Problem to solve
Count the lines in the listing below that contain the word "third", and give only that number.

Material
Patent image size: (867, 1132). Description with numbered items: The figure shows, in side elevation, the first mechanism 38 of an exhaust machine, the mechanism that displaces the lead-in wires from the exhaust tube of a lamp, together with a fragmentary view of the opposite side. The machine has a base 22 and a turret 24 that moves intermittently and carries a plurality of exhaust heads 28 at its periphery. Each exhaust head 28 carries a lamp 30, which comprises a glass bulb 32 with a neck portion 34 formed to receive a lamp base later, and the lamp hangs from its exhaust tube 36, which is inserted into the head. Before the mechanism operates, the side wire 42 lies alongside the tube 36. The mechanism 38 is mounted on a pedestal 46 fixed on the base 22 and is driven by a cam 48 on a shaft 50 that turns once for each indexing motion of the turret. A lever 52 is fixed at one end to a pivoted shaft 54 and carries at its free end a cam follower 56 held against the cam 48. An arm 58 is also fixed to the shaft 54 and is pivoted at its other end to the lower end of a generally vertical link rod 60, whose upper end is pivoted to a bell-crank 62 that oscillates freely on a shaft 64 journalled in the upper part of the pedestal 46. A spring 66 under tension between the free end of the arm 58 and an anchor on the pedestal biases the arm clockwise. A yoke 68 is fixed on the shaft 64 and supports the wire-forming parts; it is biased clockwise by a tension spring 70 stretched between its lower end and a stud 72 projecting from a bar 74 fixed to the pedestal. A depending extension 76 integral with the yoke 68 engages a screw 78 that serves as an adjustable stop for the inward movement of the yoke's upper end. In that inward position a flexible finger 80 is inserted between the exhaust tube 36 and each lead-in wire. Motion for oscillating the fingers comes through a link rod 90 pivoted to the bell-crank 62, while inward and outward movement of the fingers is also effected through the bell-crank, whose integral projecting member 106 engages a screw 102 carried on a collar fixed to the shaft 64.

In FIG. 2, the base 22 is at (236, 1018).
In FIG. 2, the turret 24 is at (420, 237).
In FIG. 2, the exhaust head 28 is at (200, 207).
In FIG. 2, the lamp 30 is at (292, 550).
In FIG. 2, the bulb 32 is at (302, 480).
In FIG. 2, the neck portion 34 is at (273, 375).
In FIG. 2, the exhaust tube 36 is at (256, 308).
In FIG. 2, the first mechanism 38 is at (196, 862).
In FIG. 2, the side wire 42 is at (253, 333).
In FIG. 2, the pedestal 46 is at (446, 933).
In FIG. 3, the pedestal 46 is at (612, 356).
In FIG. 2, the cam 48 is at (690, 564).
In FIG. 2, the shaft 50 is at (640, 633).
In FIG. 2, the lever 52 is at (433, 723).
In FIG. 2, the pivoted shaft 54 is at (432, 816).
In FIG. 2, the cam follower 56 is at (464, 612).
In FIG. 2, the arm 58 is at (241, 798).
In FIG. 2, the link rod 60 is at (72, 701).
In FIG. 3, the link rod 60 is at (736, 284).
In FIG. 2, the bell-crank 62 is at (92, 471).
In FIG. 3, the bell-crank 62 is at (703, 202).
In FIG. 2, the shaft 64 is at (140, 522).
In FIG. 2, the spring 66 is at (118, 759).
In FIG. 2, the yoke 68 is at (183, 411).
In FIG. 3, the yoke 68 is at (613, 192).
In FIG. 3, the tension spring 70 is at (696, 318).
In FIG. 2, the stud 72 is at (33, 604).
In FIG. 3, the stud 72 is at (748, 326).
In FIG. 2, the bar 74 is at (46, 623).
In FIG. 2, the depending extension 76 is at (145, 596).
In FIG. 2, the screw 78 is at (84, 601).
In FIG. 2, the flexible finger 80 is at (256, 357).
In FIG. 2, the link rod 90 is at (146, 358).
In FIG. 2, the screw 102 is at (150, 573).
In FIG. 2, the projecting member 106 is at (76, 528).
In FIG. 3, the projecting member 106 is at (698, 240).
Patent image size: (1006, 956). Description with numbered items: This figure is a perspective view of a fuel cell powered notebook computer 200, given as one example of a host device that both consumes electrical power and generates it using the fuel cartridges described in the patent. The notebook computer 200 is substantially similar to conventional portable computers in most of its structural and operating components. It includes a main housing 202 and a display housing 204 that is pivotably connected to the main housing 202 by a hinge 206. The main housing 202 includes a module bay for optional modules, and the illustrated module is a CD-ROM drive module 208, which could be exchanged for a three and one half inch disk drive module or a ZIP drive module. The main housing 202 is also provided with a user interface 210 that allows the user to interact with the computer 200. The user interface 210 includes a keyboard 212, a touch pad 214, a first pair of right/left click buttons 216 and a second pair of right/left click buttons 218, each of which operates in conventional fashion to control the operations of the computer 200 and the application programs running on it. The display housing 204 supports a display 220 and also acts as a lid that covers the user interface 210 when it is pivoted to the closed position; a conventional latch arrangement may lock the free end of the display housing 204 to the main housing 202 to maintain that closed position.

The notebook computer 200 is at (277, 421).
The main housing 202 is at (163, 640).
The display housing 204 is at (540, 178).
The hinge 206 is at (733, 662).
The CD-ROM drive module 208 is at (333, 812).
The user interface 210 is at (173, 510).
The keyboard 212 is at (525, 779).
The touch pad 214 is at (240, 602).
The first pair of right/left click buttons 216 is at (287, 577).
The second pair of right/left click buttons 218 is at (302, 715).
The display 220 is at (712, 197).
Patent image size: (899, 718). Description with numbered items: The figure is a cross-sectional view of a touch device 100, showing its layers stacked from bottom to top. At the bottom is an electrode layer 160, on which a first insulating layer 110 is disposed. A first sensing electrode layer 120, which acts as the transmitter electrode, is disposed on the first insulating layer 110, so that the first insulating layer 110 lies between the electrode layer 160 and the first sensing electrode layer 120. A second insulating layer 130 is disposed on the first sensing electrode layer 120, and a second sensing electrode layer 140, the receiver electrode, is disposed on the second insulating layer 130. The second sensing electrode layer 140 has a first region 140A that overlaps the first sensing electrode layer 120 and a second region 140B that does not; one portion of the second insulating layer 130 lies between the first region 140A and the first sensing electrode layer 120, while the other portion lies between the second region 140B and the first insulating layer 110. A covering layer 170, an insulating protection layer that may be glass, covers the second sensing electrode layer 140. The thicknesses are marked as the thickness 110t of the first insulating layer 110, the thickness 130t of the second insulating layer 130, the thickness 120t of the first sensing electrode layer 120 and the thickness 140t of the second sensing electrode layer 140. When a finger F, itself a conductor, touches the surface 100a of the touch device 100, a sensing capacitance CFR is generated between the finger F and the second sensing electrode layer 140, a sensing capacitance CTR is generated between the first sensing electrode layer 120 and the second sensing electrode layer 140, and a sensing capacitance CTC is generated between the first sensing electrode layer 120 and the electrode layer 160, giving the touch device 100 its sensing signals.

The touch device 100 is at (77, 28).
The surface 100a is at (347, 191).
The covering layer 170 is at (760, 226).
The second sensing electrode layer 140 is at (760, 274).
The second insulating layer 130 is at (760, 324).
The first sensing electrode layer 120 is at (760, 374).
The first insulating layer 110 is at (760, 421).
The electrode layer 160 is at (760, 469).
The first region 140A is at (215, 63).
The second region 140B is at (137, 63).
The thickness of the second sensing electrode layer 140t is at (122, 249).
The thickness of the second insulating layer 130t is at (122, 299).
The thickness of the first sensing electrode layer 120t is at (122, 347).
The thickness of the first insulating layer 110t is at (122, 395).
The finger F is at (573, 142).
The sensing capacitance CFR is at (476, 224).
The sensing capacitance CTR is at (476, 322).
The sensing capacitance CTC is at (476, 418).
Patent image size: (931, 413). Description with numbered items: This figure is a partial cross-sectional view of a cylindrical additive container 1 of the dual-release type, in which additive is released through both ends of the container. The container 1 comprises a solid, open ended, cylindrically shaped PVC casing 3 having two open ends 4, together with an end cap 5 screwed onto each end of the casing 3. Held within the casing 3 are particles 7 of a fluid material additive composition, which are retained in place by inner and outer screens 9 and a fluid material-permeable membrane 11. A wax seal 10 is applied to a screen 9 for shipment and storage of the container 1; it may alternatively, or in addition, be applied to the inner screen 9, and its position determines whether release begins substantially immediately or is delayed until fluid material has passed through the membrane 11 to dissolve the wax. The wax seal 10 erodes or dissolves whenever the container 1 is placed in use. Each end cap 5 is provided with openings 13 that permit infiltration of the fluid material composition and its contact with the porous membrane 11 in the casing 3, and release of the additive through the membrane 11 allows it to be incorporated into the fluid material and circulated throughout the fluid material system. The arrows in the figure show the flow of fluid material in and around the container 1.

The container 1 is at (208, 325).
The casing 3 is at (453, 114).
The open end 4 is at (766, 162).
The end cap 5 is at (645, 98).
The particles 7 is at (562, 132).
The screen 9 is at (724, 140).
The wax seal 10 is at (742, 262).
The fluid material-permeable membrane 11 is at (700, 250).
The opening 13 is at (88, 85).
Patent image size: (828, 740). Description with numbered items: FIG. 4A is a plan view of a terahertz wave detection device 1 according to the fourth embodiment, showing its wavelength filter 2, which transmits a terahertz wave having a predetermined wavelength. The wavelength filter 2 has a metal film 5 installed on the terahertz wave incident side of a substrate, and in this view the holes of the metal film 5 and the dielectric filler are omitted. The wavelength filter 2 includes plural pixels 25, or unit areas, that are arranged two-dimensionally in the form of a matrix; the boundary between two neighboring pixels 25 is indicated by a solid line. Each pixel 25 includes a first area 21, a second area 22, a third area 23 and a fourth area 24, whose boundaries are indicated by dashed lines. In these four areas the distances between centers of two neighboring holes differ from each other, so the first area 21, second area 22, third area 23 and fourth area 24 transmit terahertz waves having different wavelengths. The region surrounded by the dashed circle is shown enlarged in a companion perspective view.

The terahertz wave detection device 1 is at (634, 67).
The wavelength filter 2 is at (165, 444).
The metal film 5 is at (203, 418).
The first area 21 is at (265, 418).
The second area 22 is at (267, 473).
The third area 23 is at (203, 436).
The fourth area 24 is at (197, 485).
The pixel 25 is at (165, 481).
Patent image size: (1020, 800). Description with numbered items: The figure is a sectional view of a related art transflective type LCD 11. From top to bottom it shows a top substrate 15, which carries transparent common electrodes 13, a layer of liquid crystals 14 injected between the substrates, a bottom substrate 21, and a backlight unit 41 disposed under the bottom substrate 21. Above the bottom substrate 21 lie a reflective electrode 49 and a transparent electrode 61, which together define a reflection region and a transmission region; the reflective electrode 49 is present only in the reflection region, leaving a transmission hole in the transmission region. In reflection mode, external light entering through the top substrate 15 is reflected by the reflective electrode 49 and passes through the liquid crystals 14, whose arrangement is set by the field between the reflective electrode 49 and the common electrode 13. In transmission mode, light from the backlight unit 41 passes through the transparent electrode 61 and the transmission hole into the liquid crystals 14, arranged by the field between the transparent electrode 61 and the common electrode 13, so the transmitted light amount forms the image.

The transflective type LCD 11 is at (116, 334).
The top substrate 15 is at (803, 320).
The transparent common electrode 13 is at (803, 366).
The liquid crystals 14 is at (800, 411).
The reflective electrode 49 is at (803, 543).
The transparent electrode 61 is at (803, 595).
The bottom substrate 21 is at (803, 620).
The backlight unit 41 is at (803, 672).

Exercise answer
2